_STATED GOAL_
Transcribe every entry below word for word, but skip the pictures.

=== MATERIAL PROVIDED ===

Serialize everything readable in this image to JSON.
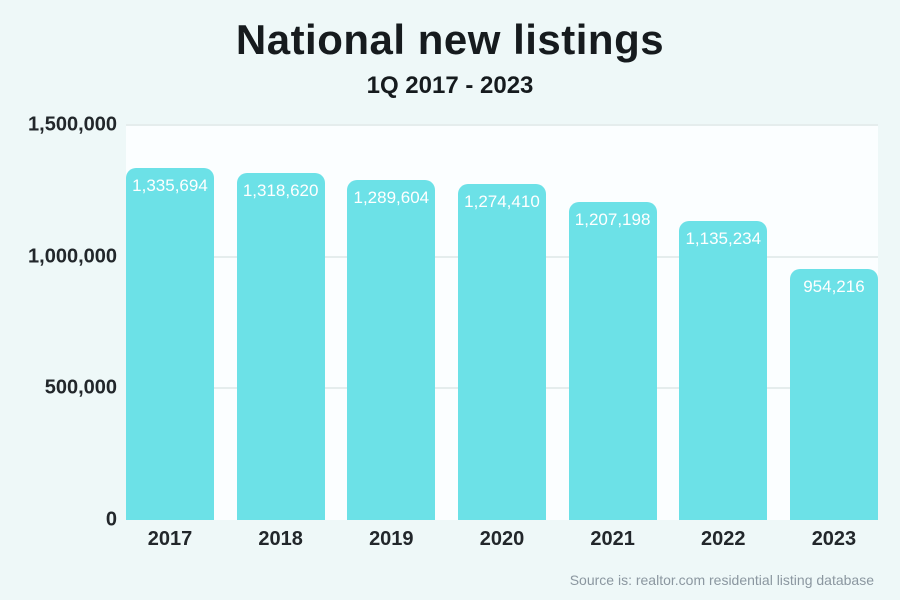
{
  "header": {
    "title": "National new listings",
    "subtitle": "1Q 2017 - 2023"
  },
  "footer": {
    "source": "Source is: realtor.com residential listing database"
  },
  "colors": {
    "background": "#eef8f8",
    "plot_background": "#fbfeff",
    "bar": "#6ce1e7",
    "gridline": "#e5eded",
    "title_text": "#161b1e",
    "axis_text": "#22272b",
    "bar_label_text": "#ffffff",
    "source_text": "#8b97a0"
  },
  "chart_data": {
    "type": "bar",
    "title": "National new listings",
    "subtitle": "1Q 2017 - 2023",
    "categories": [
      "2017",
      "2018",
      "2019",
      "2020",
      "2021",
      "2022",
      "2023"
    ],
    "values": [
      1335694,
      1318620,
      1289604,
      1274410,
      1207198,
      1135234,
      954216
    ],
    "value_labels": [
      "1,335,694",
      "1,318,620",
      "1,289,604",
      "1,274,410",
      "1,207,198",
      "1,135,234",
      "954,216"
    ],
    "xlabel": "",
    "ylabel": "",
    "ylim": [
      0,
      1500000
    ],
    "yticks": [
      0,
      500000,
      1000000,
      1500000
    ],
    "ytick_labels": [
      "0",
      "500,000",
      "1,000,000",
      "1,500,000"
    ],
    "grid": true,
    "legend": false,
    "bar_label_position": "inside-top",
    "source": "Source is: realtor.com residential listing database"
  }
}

===

_EXERCISE ANSWER_
Serialize everything readable in this image to JSON.
{
  "header": {
    "title": "National new listings",
    "subtitle": "1Q 2017 - 2023"
  },
  "footer": {
    "source": "Source is: realtor.com residential listing database"
  },
  "colors": {
    "background": "#eef8f8",
    "plot_background": "#fbfeff",
    "bar": "#6ce1e7",
    "gridline": "#e5eded",
    "title_text": "#161b1e",
    "axis_text": "#22272b",
    "bar_label_text": "#ffffff",
    "source_text": "#8b97a0"
  },
  "chart_data": {
    "type": "bar",
    "title": "National new listings",
    "subtitle": "1Q 2017 - 2023",
    "categories": [
      "2017",
      "2018",
      "2019",
      "2020",
      "2021",
      "2022",
      "2023"
    ],
    "values": [
      1335694,
      1318620,
      1289604,
      1274410,
      1207198,
      1135234,
      954216
    ],
    "value_labels": [
      "1,335,694",
      "1,318,620",
      "1,289,604",
      "1,274,410",
      "1,207,198",
      "1,135,234",
      "954,216"
    ],
    "xlabel": "",
    "ylabel": "",
    "ylim": [
      0,
      1500000
    ],
    "yticks": [
      0,
      500000,
      1000000,
      1500000
    ],
    "ytick_labels": [
      "0",
      "500,000",
      "1,000,000",
      "1,500,000"
    ],
    "grid": true,
    "legend": false,
    "bar_label_position": "inside-top",
    "source": "Source is: realtor.com residential listing database"
  }
}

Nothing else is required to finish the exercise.